■ **Brief**
Set the listing down unchanged, minus every embedded image.
-- BEGIN Supplied material --
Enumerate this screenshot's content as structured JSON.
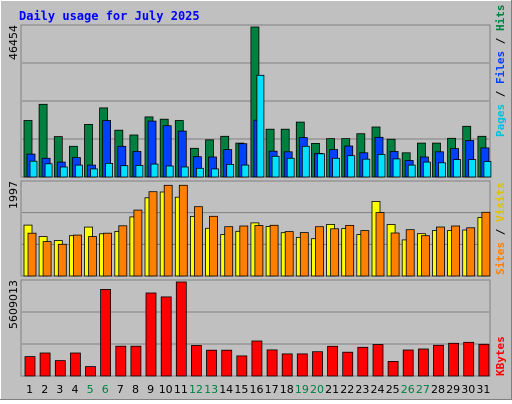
{
  "chart_data": {
    "type": "bar",
    "title": "Daily usage for July 2025",
    "categories": [
      "1",
      "2",
      "3",
      "4",
      "5",
      "6",
      "7",
      "8",
      "9",
      "10",
      "11",
      "12",
      "13",
      "14",
      "15",
      "16",
      "17",
      "18",
      "19",
      "20",
      "21",
      "22",
      "23",
      "24",
      "25",
      "26",
      "27",
      "28",
      "29",
      "30",
      "31"
    ],
    "weekend_days": [
      "5",
      "6",
      "12",
      "13",
      "19",
      "20",
      "26",
      "27"
    ],
    "panels": [
      {
        "id": "hits-files-pages",
        "ymax_label": "46454",
        "ymax": 46454,
        "series": [
          {
            "name": "Hits",
            "color": "#008040",
            "values": [
              17500,
              22500,
              12500,
              9500,
              16300,
              21400,
              14500,
              13000,
              18600,
              17900,
              17500,
              8900,
              11500,
              12600,
              10500,
              46454,
              14800,
              14800,
              17000,
              10400,
              11900,
              11900,
              13400,
              15500,
              11700,
              7500,
              10500,
              10500,
              12000,
              15700,
              12600
            ]
          },
          {
            "name": "Files",
            "color": "#0040FF",
            "values": [
              7100,
              5800,
              4600,
              6000,
              3700,
              17500,
              9500,
              7900,
              17300,
              15900,
              14200,
              6300,
              6200,
              8500,
              10300,
              17600,
              8000,
              7800,
              12200,
              7300,
              8500,
              9600,
              7500,
              12300,
              7900,
              5100,
              6200,
              7800,
              8800,
              11300,
              9000
            ]
          },
          {
            "name": "Pages",
            "color": "#00E0FF",
            "values": [
              4900,
              4100,
              3100,
              3700,
              2500,
              4200,
              3500,
              3600,
              4000,
              3400,
              3100,
              2700,
              2500,
              3900,
              3700,
              31500,
              6400,
              5800,
              9500,
              7200,
              5800,
              6600,
              5500,
              7000,
              5600,
              3700,
              4600,
              4400,
              5400,
              5400,
              4800
            ]
          }
        ]
      },
      {
        "id": "visits-sites",
        "ymax_label": "1997",
        "ymax": 1997,
        "series": [
          {
            "name": "Visits",
            "color": "#FFFF00",
            "values": [
              1094,
              847,
              760,
              866,
              1051,
              906,
              958,
              1270,
              1680,
              1803,
              1693,
              1279,
              1024,
              891,
              960,
              1140,
              1062,
              930,
              829,
              801,
              1108,
              1017,
              888,
              1600,
              1105,
              775,
              909,
              976,
              978,
              988,
              1255
            ]
          },
          {
            "name": "Sites",
            "color": "#FF8000",
            "values": [
              918,
              738,
              681,
              878,
              845,
              918,
              1079,
              1416,
              1810,
              1947,
              1948,
              1488,
              1283,
              1059,
              1073,
              1085,
              1088,
              953,
              932,
              1059,
              1014,
              1087,
              974,
              1361,
              924,
              995,
              866,
              1053,
              1073,
              1035,
              1367
            ]
          }
        ]
      },
      {
        "id": "kbytes",
        "ymax_label": "5609013",
        "ymax": 5609013,
        "series": [
          {
            "name": "KBytes",
            "color": "#FF0000",
            "values": [
              1160000,
              1370000,
              920000,
              1370000,
              560000,
              5170000,
              1780000,
              1780000,
              4950000,
              4720000,
              5609013,
              1820000,
              1540000,
              1540000,
              1200000,
              2090000,
              1560000,
              1320000,
              1320000,
              1450000,
              1770000,
              1420000,
              1710000,
              1880000,
              870000,
              1550000,
              1610000,
              1830000,
              1950000,
              2010000,
              1890000
            ]
          }
        ]
      }
    ],
    "legend_right": [
      {
        "text": "Pages",
        "color": "#00C0E0"
      },
      {
        "text": "Files",
        "color": "#0040FF"
      },
      {
        "text": "Hits",
        "color": "#008040"
      },
      {
        "text": "Sites",
        "color": "#FF8000"
      },
      {
        "text": "Visits",
        "color": "#E0C000"
      },
      {
        "text": "KBytes",
        "color": "#FF0000"
      }
    ],
    "grid": true,
    "legend_placement": "right"
  }
}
-- END Supplied material --
■ **Answer**
Enumerate this screenshot's content as structured JSON.
{
  "chart_data": {
    "type": "bar",
    "title": "Daily usage for July 2025",
    "categories": [
      "1",
      "2",
      "3",
      "4",
      "5",
      "6",
      "7",
      "8",
      "9",
      "10",
      "11",
      "12",
      "13",
      "14",
      "15",
      "16",
      "17",
      "18",
      "19",
      "20",
      "21",
      "22",
      "23",
      "24",
      "25",
      "26",
      "27",
      "28",
      "29",
      "30",
      "31"
    ],
    "weekend_days": [
      "5",
      "6",
      "12",
      "13",
      "19",
      "20",
      "26",
      "27"
    ],
    "panels": [
      {
        "id": "hits-files-pages",
        "ymax_label": "46454",
        "ymax": 46454,
        "series": [
          {
            "name": "Hits",
            "color": "#008040",
            "values": [
              17500,
              22500,
              12500,
              9500,
              16300,
              21400,
              14500,
              13000,
              18600,
              17900,
              17500,
              8900,
              11500,
              12600,
              10500,
              46454,
              14800,
              14800,
              17000,
              10400,
              11900,
              11900,
              13400,
              15500,
              11700,
              7500,
              10500,
              10500,
              12000,
              15700,
              12600
            ]
          },
          {
            "name": "Files",
            "color": "#0040FF",
            "values": [
              7100,
              5800,
              4600,
              6000,
              3700,
              17500,
              9500,
              7900,
              17300,
              15900,
              14200,
              6300,
              6200,
              8500,
              10300,
              17600,
              8000,
              7800,
              12200,
              7300,
              8500,
              9600,
              7500,
              12300,
              7900,
              5100,
              6200,
              7800,
              8800,
              11300,
              9000
            ]
          },
          {
            "name": "Pages",
            "color": "#00E0FF",
            "values": [
              4900,
              4100,
              3100,
              3700,
              2500,
              4200,
              3500,
              3600,
              4000,
              3400,
              3100,
              2700,
              2500,
              3900,
              3700,
              31500,
              6400,
              5800,
              9500,
              7200,
              5800,
              6600,
              5500,
              7000,
              5600,
              3700,
              4600,
              4400,
              5400,
              5400,
              4800
            ]
          }
        ]
      },
      {
        "id": "visits-sites",
        "ymax_label": "1997",
        "ymax": 1997,
        "series": [
          {
            "name": "Visits",
            "color": "#FFFF00",
            "values": [
              1094,
              847,
              760,
              866,
              1051,
              906,
              958,
              1270,
              1680,
              1803,
              1693,
              1279,
              1024,
              891,
              960,
              1140,
              1062,
              930,
              829,
              801,
              1108,
              1017,
              888,
              1600,
              1105,
              775,
              909,
              976,
              978,
              988,
              1255
            ]
          },
          {
            "name": "Sites",
            "color": "#FF8000",
            "values": [
              918,
              738,
              681,
              878,
              845,
              918,
              1079,
              1416,
              1810,
              1947,
              1948,
              1488,
              1283,
              1059,
              1073,
              1085,
              1088,
              953,
              932,
              1059,
              1014,
              1087,
              974,
              1361,
              924,
              995,
              866,
              1053,
              1073,
              1035,
              1367
            ]
          }
        ]
      },
      {
        "id": "kbytes",
        "ymax_label": "5609013",
        "ymax": 5609013,
        "series": [
          {
            "name": "KBytes",
            "color": "#FF0000",
            "values": [
              1160000,
              1370000,
              920000,
              1370000,
              560000,
              5170000,
              1780000,
              1780000,
              4950000,
              4720000,
              5609013,
              1820000,
              1540000,
              1540000,
              1200000,
              2090000,
              1560000,
              1320000,
              1320000,
              1450000,
              1770000,
              1420000,
              1710000,
              1880000,
              870000,
              1550000,
              1610000,
              1830000,
              1950000,
              2010000,
              1890000
            ]
          }
        ]
      }
    ],
    "legend_right": [
      {
        "text": "Pages",
        "color": "#00C0E0"
      },
      {
        "text": "Files",
        "color": "#0040FF"
      },
      {
        "text": "Hits",
        "color": "#008040"
      },
      {
        "text": "Sites",
        "color": "#FF8000"
      },
      {
        "text": "Visits",
        "color": "#E0C000"
      },
      {
        "text": "KBytes",
        "color": "#FF0000"
      }
    ],
    "grid": true,
    "legend_placement": "right"
  }
}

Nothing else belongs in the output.